[BEGIN]

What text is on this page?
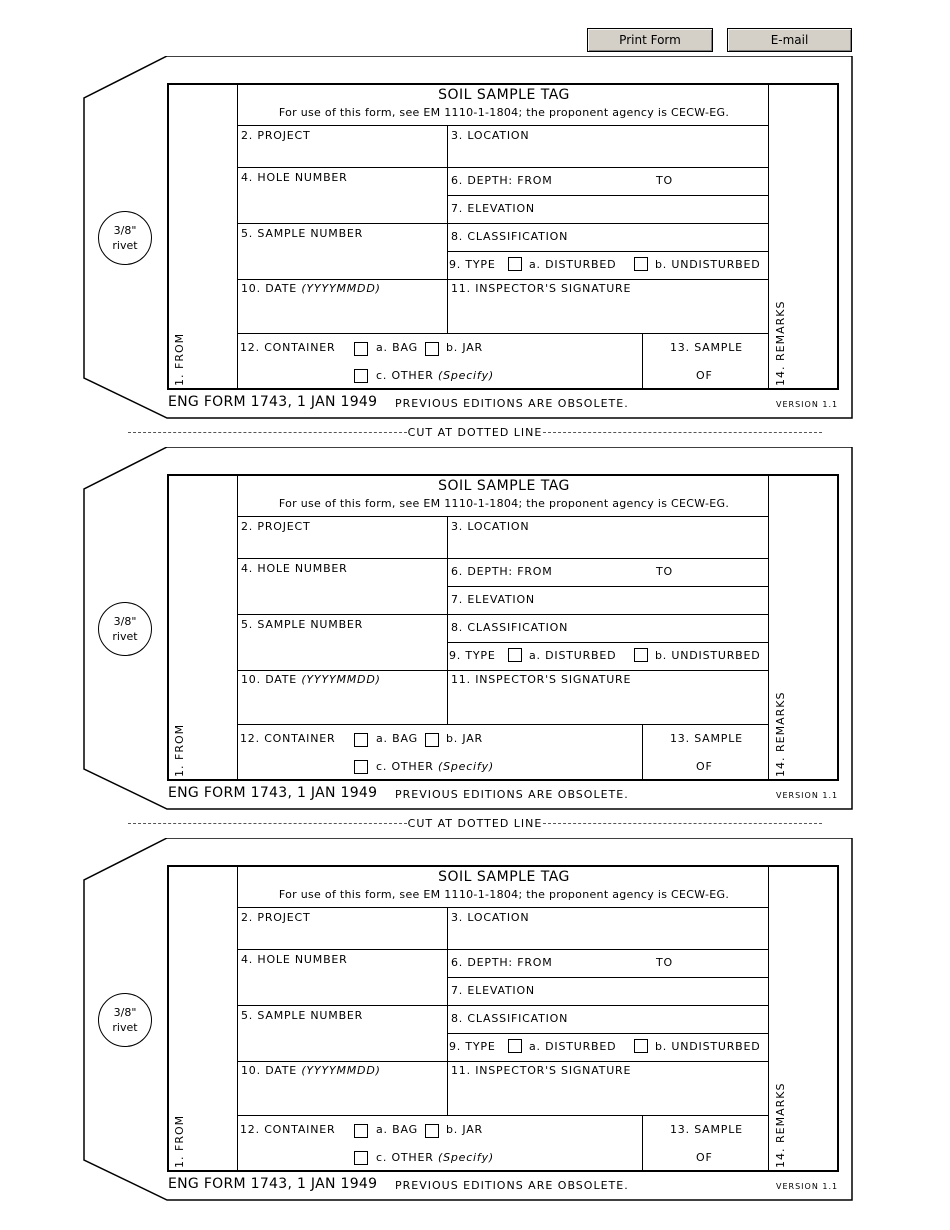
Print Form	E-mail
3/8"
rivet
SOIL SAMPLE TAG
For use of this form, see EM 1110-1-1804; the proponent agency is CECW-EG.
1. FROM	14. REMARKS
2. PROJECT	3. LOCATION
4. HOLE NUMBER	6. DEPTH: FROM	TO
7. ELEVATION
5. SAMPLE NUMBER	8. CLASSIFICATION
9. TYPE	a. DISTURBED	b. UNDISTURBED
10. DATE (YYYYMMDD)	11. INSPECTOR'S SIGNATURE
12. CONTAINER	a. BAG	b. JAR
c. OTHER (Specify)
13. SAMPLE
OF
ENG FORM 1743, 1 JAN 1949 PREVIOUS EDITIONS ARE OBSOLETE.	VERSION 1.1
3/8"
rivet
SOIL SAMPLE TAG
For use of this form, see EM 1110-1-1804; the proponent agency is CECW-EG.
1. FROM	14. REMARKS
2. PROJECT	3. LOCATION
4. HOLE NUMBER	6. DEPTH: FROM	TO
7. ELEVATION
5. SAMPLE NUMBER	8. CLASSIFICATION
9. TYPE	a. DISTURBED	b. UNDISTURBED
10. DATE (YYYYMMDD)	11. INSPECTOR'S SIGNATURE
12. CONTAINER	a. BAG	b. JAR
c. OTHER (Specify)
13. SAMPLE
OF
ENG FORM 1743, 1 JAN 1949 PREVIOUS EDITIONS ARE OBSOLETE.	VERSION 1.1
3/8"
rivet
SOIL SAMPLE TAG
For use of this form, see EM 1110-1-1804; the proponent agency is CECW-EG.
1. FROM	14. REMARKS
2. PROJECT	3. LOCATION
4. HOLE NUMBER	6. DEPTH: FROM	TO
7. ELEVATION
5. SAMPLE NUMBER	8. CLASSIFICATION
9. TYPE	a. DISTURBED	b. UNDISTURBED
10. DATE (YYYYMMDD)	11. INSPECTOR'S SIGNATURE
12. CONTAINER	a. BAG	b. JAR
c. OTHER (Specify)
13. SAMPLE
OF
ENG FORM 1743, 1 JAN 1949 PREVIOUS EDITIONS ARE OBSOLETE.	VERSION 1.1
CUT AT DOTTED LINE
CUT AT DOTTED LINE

[END]

(Exercise description)
Leave out the pictures and repeat everything else in the records exactly.

(Exercise result)
What text is on this page?
Print Form	E-mail
3/8"
rivet
SOIL SAMPLE TAG
For use of this form, see EM 1110-1-1804; the proponent agency is CECW-EG.
1. FROM	14. REMARKS
2. PROJECT	3. LOCATION
4. HOLE NUMBER	6. DEPTH: FROM	TO
7. ELEVATION
5. SAMPLE NUMBER	8. CLASSIFICATION
9. TYPE	a. DISTURBED	b. UNDISTURBED
10. DATE (YYYYMMDD)	11. INSPECTOR'S SIGNATURE
12. CONTAINER	a. BAG	b. JAR
c. OTHER (Specify)
13. SAMPLE
OF
ENG FORM 1743, 1 JAN 1949 PREVIOUS EDITIONS ARE OBSOLETE.	VERSION 1.1
3/8"
rivet
SOIL SAMPLE TAG
For use of this form, see EM 1110-1-1804; the proponent agency is CECW-EG.
1. FROM	14. REMARKS
2. PROJECT	3. LOCATION
4. HOLE NUMBER	6. DEPTH: FROM	TO
7. ELEVATION
5. SAMPLE NUMBER	8. CLASSIFICATION
9. TYPE	a. DISTURBED	b. UNDISTURBED
10. DATE (YYYYMMDD)	11. INSPECTOR'S SIGNATURE
12. CONTAINER	a. BAG	b. JAR
c. OTHER (Specify)
13. SAMPLE
OF
ENG FORM 1743, 1 JAN 1949 PREVIOUS EDITIONS ARE OBSOLETE.	VERSION 1.1
3/8"
rivet
SOIL SAMPLE TAG
For use of this form, see EM 1110-1-1804; the proponent agency is CECW-EG.
1. FROM	14. REMARKS
2. PROJECT	3. LOCATION
4. HOLE NUMBER	6. DEPTH: FROM	TO
7. ELEVATION
5. SAMPLE NUMBER	8. CLASSIFICATION
9. TYPE	a. DISTURBED	b. UNDISTURBED
10. DATE (YYYYMMDD)	11. INSPECTOR'S SIGNATURE
12. CONTAINER	a. BAG	b. JAR
c. OTHER (Specify)
13. SAMPLE
OF
ENG FORM 1743, 1 JAN 1949 PREVIOUS EDITIONS ARE OBSOLETE.	VERSION 1.1
CUT AT DOTTED LINE
CUT AT DOTTED LINE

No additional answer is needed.